Part of a data file:
######

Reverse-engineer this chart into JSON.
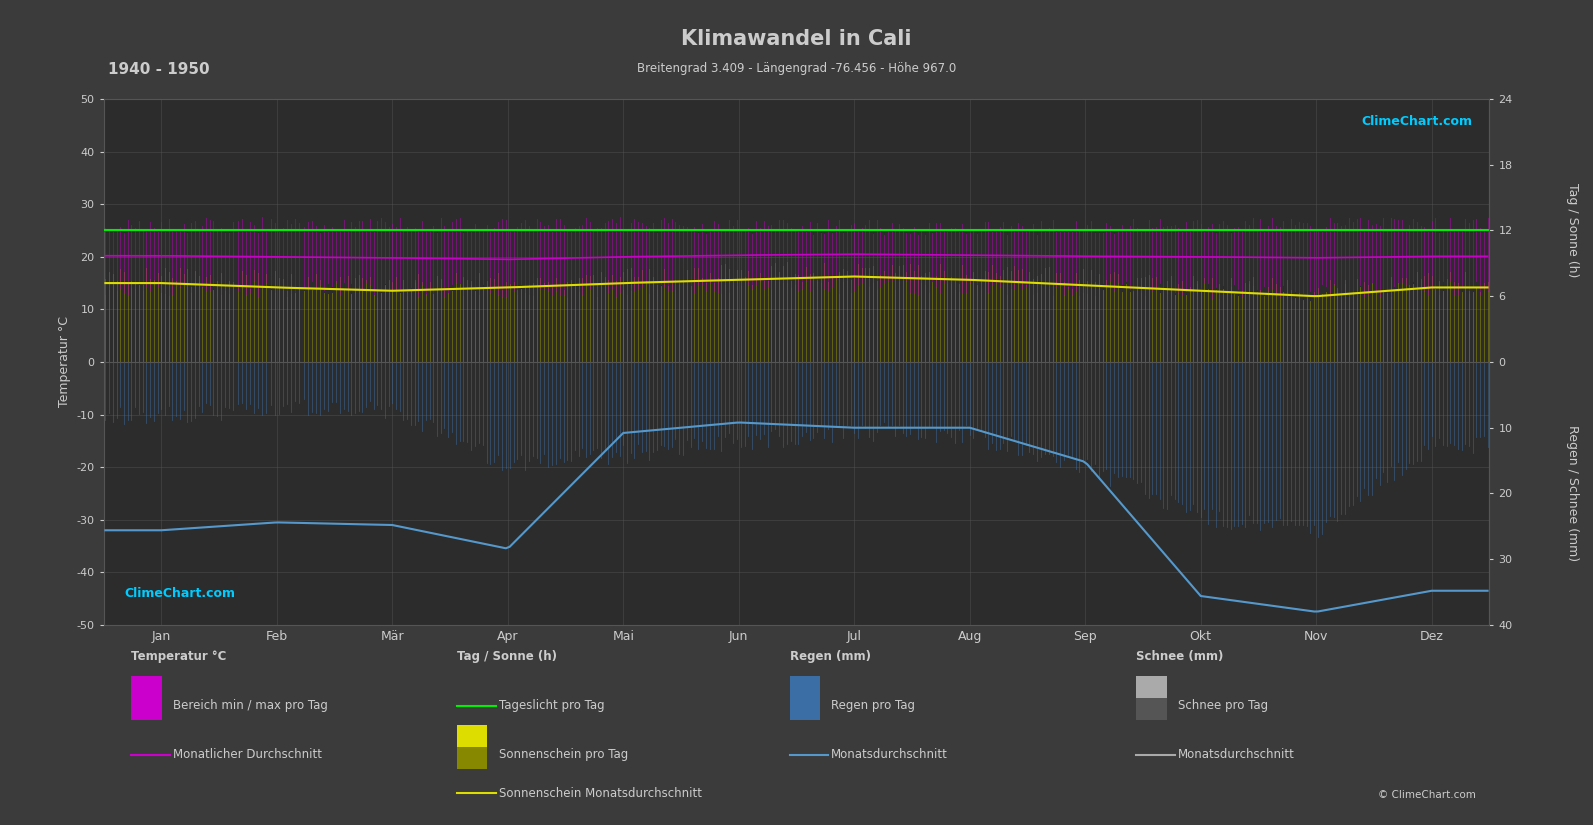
{
  "title": "Klimawandel in Cali",
  "subtitle": "Breitengrad 3.409 - Längengrad -76.456 - Höhe 967.0",
  "year_range": "1940 - 1950",
  "bg_color": "#3b3b3b",
  "plot_bg_color": "#2c2c2c",
  "grid_color": "#555555",
  "text_color": "#cccccc",
  "months": [
    "Jan",
    "Feb",
    "Mär",
    "Apr",
    "Mai",
    "Jun",
    "Jul",
    "Aug",
    "Sep",
    "Okt",
    "Nov",
    "Dez"
  ],
  "temp_ylim": [
    -50,
    50
  ],
  "temp_avg_monthly": [
    20.2,
    20.0,
    19.8,
    19.5,
    20.0,
    20.3,
    20.5,
    20.3,
    20.1,
    20.0,
    19.8,
    20.1
  ],
  "temp_max_monthly": [
    25.5,
    25.5,
    25.5,
    25.3,
    25.5,
    25.2,
    25.0,
    25.0,
    25.2,
    25.5,
    25.5,
    25.5
  ],
  "temp_min_monthly": [
    14.8,
    14.5,
    14.3,
    14.2,
    14.5,
    14.8,
    15.0,
    14.8,
    14.5,
    14.2,
    14.0,
    14.5
  ],
  "daylight_monthly": [
    12.0,
    12.0,
    12.0,
    12.0,
    12.0,
    12.0,
    12.0,
    12.0,
    12.0,
    12.0,
    12.0,
    12.0
  ],
  "sunshine_avg_monthly": [
    7.2,
    6.8,
    6.5,
    6.8,
    7.2,
    7.5,
    7.8,
    7.5,
    7.0,
    6.5,
    6.0,
    6.8
  ],
  "rain_avg_monthly": [
    6.5,
    5.5,
    6.0,
    14.0,
    12.5,
    10.5,
    9.0,
    9.5,
    14.5,
    22.0,
    24.0,
    11.0
  ],
  "rain_line_monthly": [
    -32.0,
    -30.5,
    -31.0,
    -35.5,
    -13.5,
    -11.5,
    -12.5,
    -12.5,
    -19.0,
    -44.5,
    -47.5,
    -43.5
  ],
  "color_magenta": "#cc00cc",
  "color_magenta_bar": "#bb00bb",
  "color_green_line": "#00ee00",
  "color_yellow_line": "#dddd00",
  "color_olive_bar": "#888800",
  "color_blue_bar": "#3a6ea5",
  "color_blue_line": "#5599cc",
  "color_gray_bar": "#888888",
  "color_gray_line": "#aaaaaa",
  "color_cyan": "#00ccff",
  "days_per_month": [
    31,
    28,
    31,
    30,
    31,
    30,
    31,
    31,
    30,
    31,
    30,
    31
  ]
}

######

## EXERCISE DIRECTIONS
Retype all of the entries exactly as written, leaving out any images.

## CORRECT RESPONSE
Reverse-engineer this chart into JSON.
{
  "title": "Klimawandel in Cali",
  "subtitle": "Breitengrad 3.409 - Längengrad -76.456 - Höhe 967.0",
  "year_range": "1940 - 1950",
  "bg_color": "#3b3b3b",
  "plot_bg_color": "#2c2c2c",
  "grid_color": "#555555",
  "text_color": "#cccccc",
  "months": [
    "Jan",
    "Feb",
    "Mär",
    "Apr",
    "Mai",
    "Jun",
    "Jul",
    "Aug",
    "Sep",
    "Okt",
    "Nov",
    "Dez"
  ],
  "temp_ylim": [
    -50,
    50
  ],
  "temp_avg_monthly": [
    20.2,
    20.0,
    19.8,
    19.5,
    20.0,
    20.3,
    20.5,
    20.3,
    20.1,
    20.0,
    19.8,
    20.1
  ],
  "temp_max_monthly": [
    25.5,
    25.5,
    25.5,
    25.3,
    25.5,
    25.2,
    25.0,
    25.0,
    25.2,
    25.5,
    25.5,
    25.5
  ],
  "temp_min_monthly": [
    14.8,
    14.5,
    14.3,
    14.2,
    14.5,
    14.8,
    15.0,
    14.8,
    14.5,
    14.2,
    14.0,
    14.5
  ],
  "daylight_monthly": [
    12.0,
    12.0,
    12.0,
    12.0,
    12.0,
    12.0,
    12.0,
    12.0,
    12.0,
    12.0,
    12.0,
    12.0
  ],
  "sunshine_avg_monthly": [
    7.2,
    6.8,
    6.5,
    6.8,
    7.2,
    7.5,
    7.8,
    7.5,
    7.0,
    6.5,
    6.0,
    6.8
  ],
  "rain_avg_monthly": [
    6.5,
    5.5,
    6.0,
    14.0,
    12.5,
    10.5,
    9.0,
    9.5,
    14.5,
    22.0,
    24.0,
    11.0
  ],
  "rain_line_monthly": [
    -32.0,
    -30.5,
    -31.0,
    -35.5,
    -13.5,
    -11.5,
    -12.5,
    -12.5,
    -19.0,
    -44.5,
    -47.5,
    -43.5
  ],
  "color_magenta": "#cc00cc",
  "color_magenta_bar": "#bb00bb",
  "color_green_line": "#00ee00",
  "color_yellow_line": "#dddd00",
  "color_olive_bar": "#888800",
  "color_blue_bar": "#3a6ea5",
  "color_blue_line": "#5599cc",
  "color_gray_bar": "#888888",
  "color_gray_line": "#aaaaaa",
  "color_cyan": "#00ccff",
  "days_per_month": [
    31,
    28,
    31,
    30,
    31,
    30,
    31,
    31,
    30,
    31,
    30,
    31
  ]
}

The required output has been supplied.